Given exercise: Will you give the material below again, every line exactly as it is?

Data listing:
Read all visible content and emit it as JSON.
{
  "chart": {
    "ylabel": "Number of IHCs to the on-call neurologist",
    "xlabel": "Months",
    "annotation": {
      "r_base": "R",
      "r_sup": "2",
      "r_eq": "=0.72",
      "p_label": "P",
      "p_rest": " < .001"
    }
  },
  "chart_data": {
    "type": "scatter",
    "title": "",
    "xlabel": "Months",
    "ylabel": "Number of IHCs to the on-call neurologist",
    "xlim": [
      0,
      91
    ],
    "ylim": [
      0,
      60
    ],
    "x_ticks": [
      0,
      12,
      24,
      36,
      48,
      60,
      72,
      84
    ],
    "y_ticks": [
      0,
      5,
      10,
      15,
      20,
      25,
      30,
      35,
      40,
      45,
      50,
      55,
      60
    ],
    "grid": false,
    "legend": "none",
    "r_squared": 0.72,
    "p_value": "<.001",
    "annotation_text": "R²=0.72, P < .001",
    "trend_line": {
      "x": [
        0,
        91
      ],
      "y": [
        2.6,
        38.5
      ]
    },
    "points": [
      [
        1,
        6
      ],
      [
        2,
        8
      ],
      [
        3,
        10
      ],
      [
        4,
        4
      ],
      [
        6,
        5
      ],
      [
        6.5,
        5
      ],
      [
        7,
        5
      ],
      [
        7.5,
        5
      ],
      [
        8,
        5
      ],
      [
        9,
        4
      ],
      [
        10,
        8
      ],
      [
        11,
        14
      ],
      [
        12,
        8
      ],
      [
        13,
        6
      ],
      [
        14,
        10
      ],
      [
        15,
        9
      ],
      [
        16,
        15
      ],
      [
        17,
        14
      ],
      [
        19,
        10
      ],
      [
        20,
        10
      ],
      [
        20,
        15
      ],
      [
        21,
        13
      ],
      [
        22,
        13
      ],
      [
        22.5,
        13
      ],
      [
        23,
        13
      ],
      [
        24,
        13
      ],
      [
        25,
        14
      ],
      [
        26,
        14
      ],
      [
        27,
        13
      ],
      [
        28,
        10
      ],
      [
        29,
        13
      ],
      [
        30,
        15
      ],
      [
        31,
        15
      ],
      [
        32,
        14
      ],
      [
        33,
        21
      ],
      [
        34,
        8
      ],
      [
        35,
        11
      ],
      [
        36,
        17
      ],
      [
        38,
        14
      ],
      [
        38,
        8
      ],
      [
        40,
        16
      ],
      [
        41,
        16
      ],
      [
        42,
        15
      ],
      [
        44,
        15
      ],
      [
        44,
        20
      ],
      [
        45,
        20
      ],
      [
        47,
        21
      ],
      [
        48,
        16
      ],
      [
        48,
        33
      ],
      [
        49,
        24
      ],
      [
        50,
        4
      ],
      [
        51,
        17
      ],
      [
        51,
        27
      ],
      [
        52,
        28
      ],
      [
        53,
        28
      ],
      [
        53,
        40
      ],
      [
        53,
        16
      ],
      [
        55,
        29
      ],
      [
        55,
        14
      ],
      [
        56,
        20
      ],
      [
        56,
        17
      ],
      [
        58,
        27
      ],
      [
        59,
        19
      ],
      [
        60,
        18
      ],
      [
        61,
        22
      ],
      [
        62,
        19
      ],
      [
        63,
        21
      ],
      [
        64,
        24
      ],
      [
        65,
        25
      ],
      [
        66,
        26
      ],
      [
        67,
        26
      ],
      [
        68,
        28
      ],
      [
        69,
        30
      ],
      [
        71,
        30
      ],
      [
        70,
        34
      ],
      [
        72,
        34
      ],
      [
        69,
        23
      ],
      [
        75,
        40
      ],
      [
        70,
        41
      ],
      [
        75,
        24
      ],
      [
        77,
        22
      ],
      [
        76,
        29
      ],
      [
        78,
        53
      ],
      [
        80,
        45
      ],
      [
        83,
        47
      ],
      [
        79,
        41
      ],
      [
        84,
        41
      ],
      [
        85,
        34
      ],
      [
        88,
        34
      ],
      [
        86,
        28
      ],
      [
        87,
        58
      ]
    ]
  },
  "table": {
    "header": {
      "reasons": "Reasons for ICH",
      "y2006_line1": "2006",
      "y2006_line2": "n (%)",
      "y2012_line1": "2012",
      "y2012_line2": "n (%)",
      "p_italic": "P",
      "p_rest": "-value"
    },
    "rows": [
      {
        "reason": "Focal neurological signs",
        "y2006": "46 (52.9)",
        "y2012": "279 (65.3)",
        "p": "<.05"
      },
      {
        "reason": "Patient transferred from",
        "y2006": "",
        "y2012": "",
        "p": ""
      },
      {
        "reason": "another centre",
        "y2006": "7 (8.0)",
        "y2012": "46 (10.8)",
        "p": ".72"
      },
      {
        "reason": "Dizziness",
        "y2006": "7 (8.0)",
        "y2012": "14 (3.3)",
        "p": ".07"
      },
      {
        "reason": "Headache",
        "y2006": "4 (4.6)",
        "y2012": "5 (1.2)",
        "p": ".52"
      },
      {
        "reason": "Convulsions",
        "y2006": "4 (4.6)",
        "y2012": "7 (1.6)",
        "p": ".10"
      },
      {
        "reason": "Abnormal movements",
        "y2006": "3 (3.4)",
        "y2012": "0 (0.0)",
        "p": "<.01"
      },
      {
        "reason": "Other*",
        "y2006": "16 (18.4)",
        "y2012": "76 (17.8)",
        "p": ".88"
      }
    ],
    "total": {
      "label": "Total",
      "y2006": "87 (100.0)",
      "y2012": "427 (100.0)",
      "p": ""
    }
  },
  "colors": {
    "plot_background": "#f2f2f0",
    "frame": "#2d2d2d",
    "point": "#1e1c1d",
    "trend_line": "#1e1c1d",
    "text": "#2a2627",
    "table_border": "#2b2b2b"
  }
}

Exercise response:
Read all visible content and emit it as JSON.
{
  "chart": {
    "ylabel": "Number of IHCs to the on-call neurologist",
    "xlabel": "Months",
    "annotation": {
      "r_base": "R",
      "r_sup": "2",
      "r_eq": "=0.72",
      "p_label": "P",
      "p_rest": " < .001"
    }
  },
  "chart_data": {
    "type": "scatter",
    "title": "",
    "xlabel": "Months",
    "ylabel": "Number of IHCs to the on-call neurologist",
    "xlim": [
      0,
      91
    ],
    "ylim": [
      0,
      60
    ],
    "x_ticks": [
      0,
      12,
      24,
      36,
      48,
      60,
      72,
      84
    ],
    "y_ticks": [
      0,
      5,
      10,
      15,
      20,
      25,
      30,
      35,
      40,
      45,
      50,
      55,
      60
    ],
    "grid": false,
    "legend": "none",
    "r_squared": 0.72,
    "p_value": "<.001",
    "annotation_text": "R²=0.72, P < .001",
    "trend_line": {
      "x": [
        0,
        91
      ],
      "y": [
        2.6,
        38.5
      ]
    },
    "points": [
      [
        1,
        6
      ],
      [
        2,
        8
      ],
      [
        3,
        10
      ],
      [
        4,
        4
      ],
      [
        6,
        5
      ],
      [
        6.5,
        5
      ],
      [
        7,
        5
      ],
      [
        7.5,
        5
      ],
      [
        8,
        5
      ],
      [
        9,
        4
      ],
      [
        10,
        8
      ],
      [
        11,
        14
      ],
      [
        12,
        8
      ],
      [
        13,
        6
      ],
      [
        14,
        10
      ],
      [
        15,
        9
      ],
      [
        16,
        15
      ],
      [
        17,
        14
      ],
      [
        19,
        10
      ],
      [
        20,
        10
      ],
      [
        20,
        15
      ],
      [
        21,
        13
      ],
      [
        22,
        13
      ],
      [
        22.5,
        13
      ],
      [
        23,
        13
      ],
      [
        24,
        13
      ],
      [
        25,
        14
      ],
      [
        26,
        14
      ],
      [
        27,
        13
      ],
      [
        28,
        10
      ],
      [
        29,
        13
      ],
      [
        30,
        15
      ],
      [
        31,
        15
      ],
      [
        32,
        14
      ],
      [
        33,
        21
      ],
      [
        34,
        8
      ],
      [
        35,
        11
      ],
      [
        36,
        17
      ],
      [
        38,
        14
      ],
      [
        38,
        8
      ],
      [
        40,
        16
      ],
      [
        41,
        16
      ],
      [
        42,
        15
      ],
      [
        44,
        15
      ],
      [
        44,
        20
      ],
      [
        45,
        20
      ],
      [
        47,
        21
      ],
      [
        48,
        16
      ],
      [
        48,
        33
      ],
      [
        49,
        24
      ],
      [
        50,
        4
      ],
      [
        51,
        17
      ],
      [
        51,
        27
      ],
      [
        52,
        28
      ],
      [
        53,
        28
      ],
      [
        53,
        40
      ],
      [
        53,
        16
      ],
      [
        55,
        29
      ],
      [
        55,
        14
      ],
      [
        56,
        20
      ],
      [
        56,
        17
      ],
      [
        58,
        27
      ],
      [
        59,
        19
      ],
      [
        60,
        18
      ],
      [
        61,
        22
      ],
      [
        62,
        19
      ],
      [
        63,
        21
      ],
      [
        64,
        24
      ],
      [
        65,
        25
      ],
      [
        66,
        26
      ],
      [
        67,
        26
      ],
      [
        68,
        28
      ],
      [
        69,
        30
      ],
      [
        71,
        30
      ],
      [
        70,
        34
      ],
      [
        72,
        34
      ],
      [
        69,
        23
      ],
      [
        75,
        40
      ],
      [
        70,
        41
      ],
      [
        75,
        24
      ],
      [
        77,
        22
      ],
      [
        76,
        29
      ],
      [
        78,
        53
      ],
      [
        80,
        45
      ],
      [
        83,
        47
      ],
      [
        79,
        41
      ],
      [
        84,
        41
      ],
      [
        85,
        34
      ],
      [
        88,
        34
      ],
      [
        86,
        28
      ],
      [
        87,
        58
      ]
    ]
  },
  "table": {
    "header": {
      "reasons": "Reasons for ICH",
      "y2006_line1": "2006",
      "y2006_line2": "n (%)",
      "y2012_line1": "2012",
      "y2012_line2": "n (%)",
      "p_italic": "P",
      "p_rest": "-value"
    },
    "rows": [
      {
        "reason": "Focal neurological signs",
        "y2006": "46 (52.9)",
        "y2012": "279 (65.3)",
        "p": "<.05"
      },
      {
        "reason": "Patient transferred from",
        "y2006": "",
        "y2012": "",
        "p": ""
      },
      {
        "reason": "another centre",
        "y2006": "7 (8.0)",
        "y2012": "46 (10.8)",
        "p": ".72"
      },
      {
        "reason": "Dizziness",
        "y2006": "7 (8.0)",
        "y2012": "14 (3.3)",
        "p": ".07"
      },
      {
        "reason": "Headache",
        "y2006": "4 (4.6)",
        "y2012": "5 (1.2)",
        "p": ".52"
      },
      {
        "reason": "Convulsions",
        "y2006": "4 (4.6)",
        "y2012": "7 (1.6)",
        "p": ".10"
      },
      {
        "reason": "Abnormal movements",
        "y2006": "3 (3.4)",
        "y2012": "0 (0.0)",
        "p": "<.01"
      },
      {
        "reason": "Other*",
        "y2006": "16 (18.4)",
        "y2012": "76 (17.8)",
        "p": ".88"
      }
    ],
    "total": {
      "label": "Total",
      "y2006": "87 (100.0)",
      "y2012": "427 (100.0)",
      "p": ""
    }
  },
  "colors": {
    "plot_background": "#f2f2f0",
    "frame": "#2d2d2d",
    "point": "#1e1c1d",
    "trend_line": "#1e1c1d",
    "text": "#2a2627",
    "table_border": "#2b2b2b"
  }
}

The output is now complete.